Stored dataset items
****************************************

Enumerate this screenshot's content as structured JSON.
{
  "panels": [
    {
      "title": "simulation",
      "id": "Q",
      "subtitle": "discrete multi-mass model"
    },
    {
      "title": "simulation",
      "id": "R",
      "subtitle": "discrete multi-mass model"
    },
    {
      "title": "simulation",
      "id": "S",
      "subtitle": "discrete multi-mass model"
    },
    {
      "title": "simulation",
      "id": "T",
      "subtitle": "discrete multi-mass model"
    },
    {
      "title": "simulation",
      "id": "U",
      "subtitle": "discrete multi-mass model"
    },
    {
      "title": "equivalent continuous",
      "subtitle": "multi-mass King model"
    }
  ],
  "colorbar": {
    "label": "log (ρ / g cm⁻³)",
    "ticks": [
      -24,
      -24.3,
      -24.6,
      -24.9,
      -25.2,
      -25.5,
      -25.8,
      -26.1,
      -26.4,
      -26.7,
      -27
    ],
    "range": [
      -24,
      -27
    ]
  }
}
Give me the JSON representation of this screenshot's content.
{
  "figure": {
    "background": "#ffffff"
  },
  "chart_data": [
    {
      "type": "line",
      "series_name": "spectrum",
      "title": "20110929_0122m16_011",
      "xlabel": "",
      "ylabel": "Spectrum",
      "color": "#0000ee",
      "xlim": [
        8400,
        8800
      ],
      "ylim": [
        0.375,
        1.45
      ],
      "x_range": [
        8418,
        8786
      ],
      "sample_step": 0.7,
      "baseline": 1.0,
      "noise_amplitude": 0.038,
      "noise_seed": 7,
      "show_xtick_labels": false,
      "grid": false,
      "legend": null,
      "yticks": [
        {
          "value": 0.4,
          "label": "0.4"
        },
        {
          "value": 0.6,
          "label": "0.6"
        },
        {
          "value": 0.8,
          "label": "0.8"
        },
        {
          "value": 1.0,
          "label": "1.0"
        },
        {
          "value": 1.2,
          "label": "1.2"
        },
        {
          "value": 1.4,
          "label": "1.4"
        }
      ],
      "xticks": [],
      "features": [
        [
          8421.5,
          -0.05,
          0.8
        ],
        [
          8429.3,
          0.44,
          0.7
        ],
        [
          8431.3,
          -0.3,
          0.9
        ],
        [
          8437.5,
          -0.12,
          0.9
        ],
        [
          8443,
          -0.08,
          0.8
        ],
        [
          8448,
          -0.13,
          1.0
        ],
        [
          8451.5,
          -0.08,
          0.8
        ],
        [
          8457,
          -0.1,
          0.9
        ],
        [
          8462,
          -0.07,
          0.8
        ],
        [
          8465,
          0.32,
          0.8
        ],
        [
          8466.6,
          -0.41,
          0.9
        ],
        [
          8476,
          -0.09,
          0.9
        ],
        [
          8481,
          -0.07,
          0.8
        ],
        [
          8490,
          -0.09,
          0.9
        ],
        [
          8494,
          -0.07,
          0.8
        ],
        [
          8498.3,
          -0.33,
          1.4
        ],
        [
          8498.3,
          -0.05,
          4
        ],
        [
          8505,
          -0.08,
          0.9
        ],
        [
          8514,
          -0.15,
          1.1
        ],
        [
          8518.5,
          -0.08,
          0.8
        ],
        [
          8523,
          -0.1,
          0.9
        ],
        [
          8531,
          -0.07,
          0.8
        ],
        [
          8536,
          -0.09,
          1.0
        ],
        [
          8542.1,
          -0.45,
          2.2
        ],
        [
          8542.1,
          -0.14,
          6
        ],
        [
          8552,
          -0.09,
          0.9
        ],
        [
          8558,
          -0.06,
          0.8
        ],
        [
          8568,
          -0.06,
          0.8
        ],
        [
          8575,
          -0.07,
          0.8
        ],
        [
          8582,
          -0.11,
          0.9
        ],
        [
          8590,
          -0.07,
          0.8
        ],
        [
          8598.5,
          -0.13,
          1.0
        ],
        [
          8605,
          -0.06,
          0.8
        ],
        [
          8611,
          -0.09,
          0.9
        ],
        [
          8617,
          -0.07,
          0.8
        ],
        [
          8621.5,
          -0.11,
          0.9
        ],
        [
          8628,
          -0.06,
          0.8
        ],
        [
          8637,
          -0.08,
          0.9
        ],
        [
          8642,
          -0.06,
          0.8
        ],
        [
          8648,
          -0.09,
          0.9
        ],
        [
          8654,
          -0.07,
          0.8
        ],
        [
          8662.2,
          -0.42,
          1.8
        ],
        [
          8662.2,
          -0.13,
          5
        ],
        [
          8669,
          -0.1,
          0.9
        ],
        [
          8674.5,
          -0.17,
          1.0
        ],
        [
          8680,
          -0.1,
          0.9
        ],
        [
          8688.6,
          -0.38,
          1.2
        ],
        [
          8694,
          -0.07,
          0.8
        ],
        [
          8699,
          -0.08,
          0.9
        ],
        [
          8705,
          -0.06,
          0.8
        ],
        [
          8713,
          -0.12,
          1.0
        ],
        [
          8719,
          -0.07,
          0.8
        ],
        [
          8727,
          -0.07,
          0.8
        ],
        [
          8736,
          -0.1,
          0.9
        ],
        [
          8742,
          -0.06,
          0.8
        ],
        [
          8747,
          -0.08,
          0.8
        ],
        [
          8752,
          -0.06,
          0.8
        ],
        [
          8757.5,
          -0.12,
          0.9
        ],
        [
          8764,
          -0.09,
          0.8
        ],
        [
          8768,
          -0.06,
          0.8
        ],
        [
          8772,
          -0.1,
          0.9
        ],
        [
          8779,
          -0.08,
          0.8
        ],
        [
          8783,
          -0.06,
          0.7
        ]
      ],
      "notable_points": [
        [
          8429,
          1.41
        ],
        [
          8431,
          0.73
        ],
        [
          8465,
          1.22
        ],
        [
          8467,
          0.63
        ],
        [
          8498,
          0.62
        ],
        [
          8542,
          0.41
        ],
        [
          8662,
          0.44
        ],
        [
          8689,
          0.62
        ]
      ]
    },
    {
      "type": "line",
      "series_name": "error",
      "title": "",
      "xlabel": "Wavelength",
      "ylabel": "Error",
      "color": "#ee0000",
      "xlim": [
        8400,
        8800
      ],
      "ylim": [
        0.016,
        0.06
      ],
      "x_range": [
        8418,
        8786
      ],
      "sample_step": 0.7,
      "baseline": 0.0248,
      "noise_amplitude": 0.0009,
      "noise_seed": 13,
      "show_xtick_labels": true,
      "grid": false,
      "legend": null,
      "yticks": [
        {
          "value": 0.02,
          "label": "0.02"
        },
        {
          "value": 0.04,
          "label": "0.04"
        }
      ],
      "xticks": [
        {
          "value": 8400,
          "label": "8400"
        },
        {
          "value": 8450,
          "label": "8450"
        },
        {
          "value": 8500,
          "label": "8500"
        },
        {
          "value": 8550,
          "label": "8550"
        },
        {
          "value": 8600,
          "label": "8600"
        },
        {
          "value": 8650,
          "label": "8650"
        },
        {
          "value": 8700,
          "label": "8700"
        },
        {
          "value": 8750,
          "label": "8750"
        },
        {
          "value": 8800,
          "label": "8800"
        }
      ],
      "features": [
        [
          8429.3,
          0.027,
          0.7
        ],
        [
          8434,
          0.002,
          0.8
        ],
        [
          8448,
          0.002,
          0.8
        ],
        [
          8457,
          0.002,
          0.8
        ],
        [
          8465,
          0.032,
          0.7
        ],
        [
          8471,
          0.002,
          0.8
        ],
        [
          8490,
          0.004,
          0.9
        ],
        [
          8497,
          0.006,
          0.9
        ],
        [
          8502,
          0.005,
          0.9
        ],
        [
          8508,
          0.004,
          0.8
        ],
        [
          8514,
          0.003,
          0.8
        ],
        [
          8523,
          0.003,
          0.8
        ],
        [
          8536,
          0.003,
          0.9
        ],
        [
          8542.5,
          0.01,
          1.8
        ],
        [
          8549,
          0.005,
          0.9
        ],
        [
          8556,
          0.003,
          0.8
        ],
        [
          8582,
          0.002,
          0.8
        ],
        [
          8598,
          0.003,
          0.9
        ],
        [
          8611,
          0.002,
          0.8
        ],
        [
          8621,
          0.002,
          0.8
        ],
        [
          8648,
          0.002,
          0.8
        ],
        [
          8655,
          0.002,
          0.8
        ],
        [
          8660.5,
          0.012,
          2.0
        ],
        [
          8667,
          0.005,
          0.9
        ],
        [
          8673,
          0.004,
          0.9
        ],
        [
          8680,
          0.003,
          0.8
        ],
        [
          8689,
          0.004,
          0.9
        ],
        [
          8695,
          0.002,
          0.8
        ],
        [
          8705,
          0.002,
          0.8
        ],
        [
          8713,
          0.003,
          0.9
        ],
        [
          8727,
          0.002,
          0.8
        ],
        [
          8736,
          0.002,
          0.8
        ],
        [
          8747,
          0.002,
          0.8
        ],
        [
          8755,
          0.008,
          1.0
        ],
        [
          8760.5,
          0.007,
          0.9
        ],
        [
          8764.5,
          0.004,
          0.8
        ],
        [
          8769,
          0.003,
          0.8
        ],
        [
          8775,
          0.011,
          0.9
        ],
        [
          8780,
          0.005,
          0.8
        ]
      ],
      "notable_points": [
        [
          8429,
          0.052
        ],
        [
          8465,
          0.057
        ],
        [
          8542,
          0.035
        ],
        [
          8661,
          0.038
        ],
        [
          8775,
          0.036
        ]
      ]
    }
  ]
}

****************************************

* [Short problem]: Every line that holds the string "JSON" should be returned.

* [Complete response]:
Enumerate this screenshot's content as structured JSON.
Give me the JSON representation of this screenshot's content.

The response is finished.